* STATED GOAL
Records follow. Select each line holding "beaver".

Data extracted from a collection
##########

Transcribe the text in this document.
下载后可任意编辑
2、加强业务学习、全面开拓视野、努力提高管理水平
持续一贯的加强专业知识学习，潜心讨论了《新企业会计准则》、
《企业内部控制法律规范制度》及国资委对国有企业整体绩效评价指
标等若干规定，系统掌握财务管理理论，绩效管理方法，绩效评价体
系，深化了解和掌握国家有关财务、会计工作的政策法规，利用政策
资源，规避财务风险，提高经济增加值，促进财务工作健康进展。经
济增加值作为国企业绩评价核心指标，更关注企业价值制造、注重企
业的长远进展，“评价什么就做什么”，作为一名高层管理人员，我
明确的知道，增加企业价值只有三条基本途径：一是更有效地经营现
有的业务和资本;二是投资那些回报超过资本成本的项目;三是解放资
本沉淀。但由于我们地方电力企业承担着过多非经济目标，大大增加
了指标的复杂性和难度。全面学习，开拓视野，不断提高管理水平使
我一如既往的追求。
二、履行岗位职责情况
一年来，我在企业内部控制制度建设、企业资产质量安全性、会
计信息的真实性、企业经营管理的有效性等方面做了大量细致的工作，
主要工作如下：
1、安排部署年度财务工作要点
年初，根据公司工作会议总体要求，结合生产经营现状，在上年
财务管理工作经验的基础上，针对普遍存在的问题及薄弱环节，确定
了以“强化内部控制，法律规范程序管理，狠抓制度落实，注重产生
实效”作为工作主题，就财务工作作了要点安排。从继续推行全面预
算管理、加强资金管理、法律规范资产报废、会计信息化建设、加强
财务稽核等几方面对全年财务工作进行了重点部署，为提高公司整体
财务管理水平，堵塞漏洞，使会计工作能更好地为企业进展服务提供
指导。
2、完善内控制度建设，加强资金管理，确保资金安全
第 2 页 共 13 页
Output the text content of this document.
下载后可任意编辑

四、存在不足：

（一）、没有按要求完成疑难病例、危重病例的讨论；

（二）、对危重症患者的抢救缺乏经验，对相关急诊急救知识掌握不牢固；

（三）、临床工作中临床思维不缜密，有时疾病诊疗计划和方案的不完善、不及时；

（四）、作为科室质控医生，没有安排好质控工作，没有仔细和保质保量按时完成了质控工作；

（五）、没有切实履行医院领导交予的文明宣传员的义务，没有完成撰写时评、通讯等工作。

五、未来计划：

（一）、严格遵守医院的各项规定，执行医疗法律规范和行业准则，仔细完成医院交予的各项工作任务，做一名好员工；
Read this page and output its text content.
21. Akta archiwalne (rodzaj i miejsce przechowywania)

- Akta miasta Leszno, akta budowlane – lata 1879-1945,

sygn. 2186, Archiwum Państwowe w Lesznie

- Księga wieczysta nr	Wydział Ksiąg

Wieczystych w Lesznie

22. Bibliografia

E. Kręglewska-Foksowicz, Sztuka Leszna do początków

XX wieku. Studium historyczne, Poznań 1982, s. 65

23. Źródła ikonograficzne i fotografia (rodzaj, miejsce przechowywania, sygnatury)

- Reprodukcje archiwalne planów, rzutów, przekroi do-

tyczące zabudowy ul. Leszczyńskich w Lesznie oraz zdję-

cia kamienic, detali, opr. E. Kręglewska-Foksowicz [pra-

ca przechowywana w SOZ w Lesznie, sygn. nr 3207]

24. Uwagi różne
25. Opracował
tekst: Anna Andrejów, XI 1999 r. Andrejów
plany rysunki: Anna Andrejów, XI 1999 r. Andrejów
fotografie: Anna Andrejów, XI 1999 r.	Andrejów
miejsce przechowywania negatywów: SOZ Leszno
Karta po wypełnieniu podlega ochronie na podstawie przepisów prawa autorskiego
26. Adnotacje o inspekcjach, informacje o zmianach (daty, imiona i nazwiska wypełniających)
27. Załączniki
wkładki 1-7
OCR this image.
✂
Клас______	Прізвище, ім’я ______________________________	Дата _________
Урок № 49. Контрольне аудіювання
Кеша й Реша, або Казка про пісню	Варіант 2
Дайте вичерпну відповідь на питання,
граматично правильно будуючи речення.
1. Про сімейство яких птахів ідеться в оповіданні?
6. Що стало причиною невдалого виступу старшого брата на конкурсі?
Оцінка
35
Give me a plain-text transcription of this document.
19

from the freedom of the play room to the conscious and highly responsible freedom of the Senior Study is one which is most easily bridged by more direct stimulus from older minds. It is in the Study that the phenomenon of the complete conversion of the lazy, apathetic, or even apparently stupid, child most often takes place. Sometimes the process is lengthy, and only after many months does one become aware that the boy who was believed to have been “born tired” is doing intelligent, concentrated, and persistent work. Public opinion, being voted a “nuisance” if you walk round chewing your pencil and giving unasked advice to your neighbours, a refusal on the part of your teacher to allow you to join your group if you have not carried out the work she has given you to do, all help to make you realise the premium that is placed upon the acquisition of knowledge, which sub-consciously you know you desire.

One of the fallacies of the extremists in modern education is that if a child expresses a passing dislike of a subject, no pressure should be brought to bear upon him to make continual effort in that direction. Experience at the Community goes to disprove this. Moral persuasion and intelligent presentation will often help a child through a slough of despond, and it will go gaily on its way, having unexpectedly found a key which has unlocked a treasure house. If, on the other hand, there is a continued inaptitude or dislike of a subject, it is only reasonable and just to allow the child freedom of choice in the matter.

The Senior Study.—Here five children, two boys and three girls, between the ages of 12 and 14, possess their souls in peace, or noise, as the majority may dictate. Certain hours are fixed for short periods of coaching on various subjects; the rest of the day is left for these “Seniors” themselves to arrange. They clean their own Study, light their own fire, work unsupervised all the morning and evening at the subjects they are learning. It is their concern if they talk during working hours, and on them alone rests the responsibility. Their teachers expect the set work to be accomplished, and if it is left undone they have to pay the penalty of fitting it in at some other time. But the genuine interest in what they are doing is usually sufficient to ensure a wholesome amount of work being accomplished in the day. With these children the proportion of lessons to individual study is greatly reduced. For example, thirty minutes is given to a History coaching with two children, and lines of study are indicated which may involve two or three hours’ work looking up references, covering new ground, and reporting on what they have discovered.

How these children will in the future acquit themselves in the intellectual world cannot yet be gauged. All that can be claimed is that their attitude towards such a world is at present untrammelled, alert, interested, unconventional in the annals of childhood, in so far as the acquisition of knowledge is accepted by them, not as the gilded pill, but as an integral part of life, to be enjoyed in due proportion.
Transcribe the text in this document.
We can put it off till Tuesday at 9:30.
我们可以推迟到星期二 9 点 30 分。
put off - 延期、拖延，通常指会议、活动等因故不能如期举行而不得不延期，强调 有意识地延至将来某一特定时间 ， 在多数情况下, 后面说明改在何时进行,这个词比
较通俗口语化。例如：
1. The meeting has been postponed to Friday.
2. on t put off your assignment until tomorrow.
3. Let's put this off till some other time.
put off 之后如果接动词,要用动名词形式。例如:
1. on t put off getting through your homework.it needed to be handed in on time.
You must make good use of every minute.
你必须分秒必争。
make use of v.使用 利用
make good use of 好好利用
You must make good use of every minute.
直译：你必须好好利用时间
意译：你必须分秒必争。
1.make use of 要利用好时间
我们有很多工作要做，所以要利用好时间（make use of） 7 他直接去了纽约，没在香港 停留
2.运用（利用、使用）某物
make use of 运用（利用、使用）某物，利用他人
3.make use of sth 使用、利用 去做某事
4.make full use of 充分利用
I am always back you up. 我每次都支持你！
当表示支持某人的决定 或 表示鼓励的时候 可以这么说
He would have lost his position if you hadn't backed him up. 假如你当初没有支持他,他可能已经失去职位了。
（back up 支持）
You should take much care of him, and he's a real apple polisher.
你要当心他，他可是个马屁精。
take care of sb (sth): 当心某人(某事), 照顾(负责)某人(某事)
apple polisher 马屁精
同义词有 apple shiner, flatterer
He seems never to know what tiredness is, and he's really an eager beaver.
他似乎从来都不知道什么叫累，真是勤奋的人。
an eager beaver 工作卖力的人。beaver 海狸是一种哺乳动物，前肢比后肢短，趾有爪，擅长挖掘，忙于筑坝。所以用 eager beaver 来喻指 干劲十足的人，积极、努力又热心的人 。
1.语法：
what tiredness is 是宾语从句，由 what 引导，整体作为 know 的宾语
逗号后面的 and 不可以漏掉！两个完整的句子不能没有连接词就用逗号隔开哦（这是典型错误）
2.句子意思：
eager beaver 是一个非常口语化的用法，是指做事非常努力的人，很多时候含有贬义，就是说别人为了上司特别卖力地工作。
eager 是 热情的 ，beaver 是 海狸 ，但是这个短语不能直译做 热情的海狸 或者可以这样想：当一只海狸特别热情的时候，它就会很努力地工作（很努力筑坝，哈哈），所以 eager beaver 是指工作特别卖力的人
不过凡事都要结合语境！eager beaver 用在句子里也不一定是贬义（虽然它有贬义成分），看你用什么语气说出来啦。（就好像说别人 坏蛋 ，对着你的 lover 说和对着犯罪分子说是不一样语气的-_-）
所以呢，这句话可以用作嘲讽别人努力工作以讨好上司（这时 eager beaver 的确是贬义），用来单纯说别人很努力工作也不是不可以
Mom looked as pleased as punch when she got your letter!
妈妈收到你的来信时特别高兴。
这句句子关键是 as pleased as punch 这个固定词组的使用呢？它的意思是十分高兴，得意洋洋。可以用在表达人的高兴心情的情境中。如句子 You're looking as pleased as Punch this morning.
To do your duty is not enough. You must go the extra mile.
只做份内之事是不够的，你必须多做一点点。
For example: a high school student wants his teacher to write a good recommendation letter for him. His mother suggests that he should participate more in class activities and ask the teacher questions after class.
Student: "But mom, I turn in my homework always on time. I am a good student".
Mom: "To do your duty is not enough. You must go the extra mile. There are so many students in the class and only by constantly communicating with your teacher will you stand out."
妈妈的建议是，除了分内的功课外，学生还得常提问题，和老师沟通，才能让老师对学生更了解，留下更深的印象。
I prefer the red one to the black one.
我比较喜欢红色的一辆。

##########

* REPLY TO THE EXERCISE
He seems never to know what tiredness is, and he's really an eager beaver.
an eager beaver 工作卖力的人。beaver 海狸是一种哺乳动物，前肢比后肢短，趾有爪，擅长挖掘，忙于筑坝。所以用 eager beaver 来喻指 干劲十足的人，积极、努力又热心的人 。
eager beaver 是一个非常口语化的用法，是指做事非常努力的人，很多时候含有贬义，就是说别人为了上司特别卖力地工作。
eager 是 热情的 ，beaver 是 海狸 ，但是这个短语不能直译做 热情的海狸 或者可以这样想：当一只海狸特别热情的时候，它就会很努力地工作（很努力筑坝，哈哈），所以 eager beaver 是指工作特别卖力的人
不过凡事都要结合语境！eager beaver 用在句子里也不一定是贬义（虽然它有贬义成分），看你用什么语气说出来啦。（就好像说别人 坏蛋 ，对着你的 lover 说和对着犯罪分子说是不一样语气的-_-）
所以呢，这句话可以用作嘲讽别人努力工作以讨好上司（这时 eager beaver 的确是贬义），用来单纯说别人很努力工作也不是不可以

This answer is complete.